- Set exercise -
Leave out the pictures and copy each record below exactly.

Data entries:
## BEGIN
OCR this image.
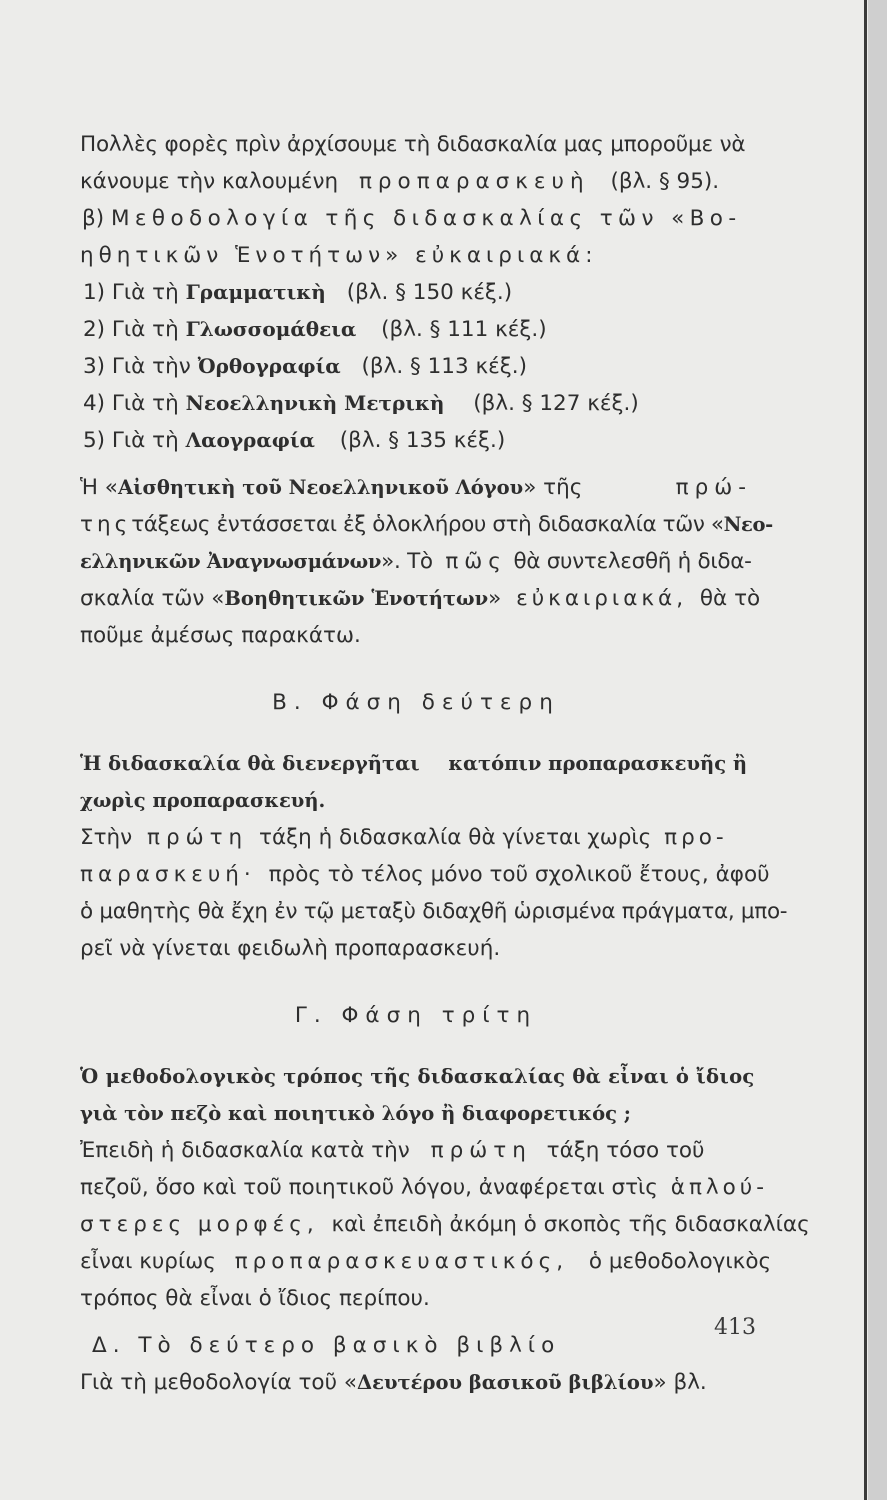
Πολλὲς φορὲς πρὶν ἀρχίσουμε τὴ διδασκαλία μας μποροῦμε νὰ
κάνουμε τὴν καλουμένη προπαρασκευὴ (βλ. § 95).
β) Μεθοδολογία τῆς διδασκαλίας τῶν «Βο-
ηθητικῶν Ἑνοτήτων» εὐκαιριακά:
1) Γιὰ τὴ Γραμματικὴ (βλ. § 150 κέξ.)
2) Γιὰ τὴ Γλωσσομάθεια (βλ. § 111 κέξ.)
3) Γιὰ τὴν Ὀρθογραφία (βλ. § 113 κέξ.)
4) Γιὰ τὴ Νεοελληνικὴ Μετρικὴ (βλ. § 127 κέξ.)
5) Γιὰ τὴ Λαογραφία (βλ. § 135 κέξ.)
Ἡ «Αἰσθητικὴ τοῦ Νεοελληνικοῦ Λόγου» τῆς	πρώ-
τηςτάξεως ἐντάσσεται ἐξ ὁλοκλήρου στὴ διδασκαλία τῶν «Νεο-
ελληνικῶν Ἀναγνωσμάνων». Τὸ πῶς θὰ συντελεσθῆ ἡ διδα-
σκαλία τῶν «Βοηθητικῶν Ἑνοτήτων» εὐκαιριακά, θὰ τὸ
ποῦμε ἀμέσως παρακάτω.
Β. Φάση δεύτερη
Ἡ διδασκαλία θὰ διενεργῆται κατόπιν προπαρασκευῆς ἢ
χωρὶς προπαρασκευή.
Στὴν πρώτη τάξη ἡ διδασκαλία θὰ γίνεται χωρὶς προ-
παρασκευή· πρὸς τὸ τέλος μόνο τοῦ σχολικοῦ ἔτους, ἀφοῦ
ὁ μαθητὴς θὰ ἔχη ἐν τῷ μεταξὺ διδαχθῆ ὡρισμένα πράγματα, μπο-
ρεῖ νὰ γίνεται φειδωλὴ προπαρασκευή.
Γ. Φάση τρίτη
Ὁ μεθοδολογικὸς τρόπος τῆς διδασκαλίας θὰ εἶναι ὁ ἴδιος
γιὰ τὸν πεζὸ καὶ ποιητικὸ λόγο ἢ διαφορετικός ;
Ἐπειδὴ ἡ διδασκαλία κατὰ τὴν πρώτη τάξη τόσο τοῦ
πεζοῦ, ὅσο καὶ τοῦ ποιητικοῦ λόγου, ἀναφέρεται στὶς ἁπλού-
στερες μορφές, καὶ ἐπειδὴ ἀκόμη ὁ σκοπὸς τῆς διδασκαλίας
εἶναι κυρίως προπαρασκευαστικός, ὁ μεθοδολογικὸς
τρόπος θὰ εἶναι ὁ ἴδιος περίπου.
Δ. Τὸ δεύτερο βασικὸ βιβλίο
Γιὰ τὴ μεθοδολογία τοῦ «Δευτέρου βασικοῦ βιβλίου» βλ.
413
## END
- The reply -
OCR this image.
Πολλὲς φορὲς πρὶν ἀρχίσουμε τὴ διδασκαλία μας μποροῦμε νὰ
κάνουμε τὴν καλουμένη προπαρασκευὴ (βλ. § 95).
β) Μεθοδολογία τῆς διδασκαλίας τῶν «Βο-
ηθητικῶν Ἑνοτήτων» εὐκαιριακά:
1) Γιὰ τὴ Γραμματικὴ (βλ. § 150 κέξ.)
2) Γιὰ τὴ Γλωσσομάθεια (βλ. § 111 κέξ.)
3) Γιὰ τὴν Ὀρθογραφία (βλ. § 113 κέξ.)
4) Γιὰ τὴ Νεοελληνικὴ Μετρικὴ (βλ. § 127 κέξ.)
5) Γιὰ τὴ Λαογραφία (βλ. § 135 κέξ.)
Ἡ «Αἰσθητικὴ τοῦ Νεοελληνικοῦ Λόγου» τῆς	πρώ-
τηςτάξεως ἐντάσσεται ἐξ ὁλοκλήρου στὴ διδασκαλία τῶν «Νεο-
ελληνικῶν Ἀναγνωσμάνων». Τὸ πῶς θὰ συντελεσθῆ ἡ διδα-
σκαλία τῶν «Βοηθητικῶν Ἑνοτήτων» εὐκαιριακά, θὰ τὸ
ποῦμε ἀμέσως παρακάτω.
Β. Φάση δεύτερη
Ἡ διδασκαλία θὰ διενεργῆται κατόπιν προπαρασκευῆς ἢ
χωρὶς προπαρασκευή.
Στὴν πρώτη τάξη ἡ διδασκαλία θὰ γίνεται χωρὶς προ-
παρασκευή· πρὸς τὸ τέλος μόνο τοῦ σχολικοῦ ἔτους, ἀφοῦ
ὁ μαθητὴς θὰ ἔχη ἐν τῷ μεταξὺ διδαχθῆ ὡρισμένα πράγματα, μπο-
ρεῖ νὰ γίνεται φειδωλὴ προπαρασκευή.
Γ. Φάση τρίτη
Ὁ μεθοδολογικὸς τρόπος τῆς διδασκαλίας θὰ εἶναι ὁ ἴδιος
γιὰ τὸν πεζὸ καὶ ποιητικὸ λόγο ἢ διαφορετικός ;
Ἐπειδὴ ἡ διδασκαλία κατὰ τὴν πρώτη τάξη τόσο τοῦ
πεζοῦ, ὅσο καὶ τοῦ ποιητικοῦ λόγου, ἀναφέρεται στὶς ἁπλού-
στερες μορφές, καὶ ἐπειδὴ ἀκόμη ὁ σκοπὸς τῆς διδασκαλίας
εἶναι κυρίως προπαρασκευαστικός, ὁ μεθοδολογικὸς
τρόπος θὰ εἶναι ὁ ἴδιος περίπου.
Δ. Τὸ δεύτερο βασικὸ βιβλίο
Γιὰ τὴ μεθοδολογία τοῦ «Δευτέρου βασικοῦ βιβλίου» βλ.
413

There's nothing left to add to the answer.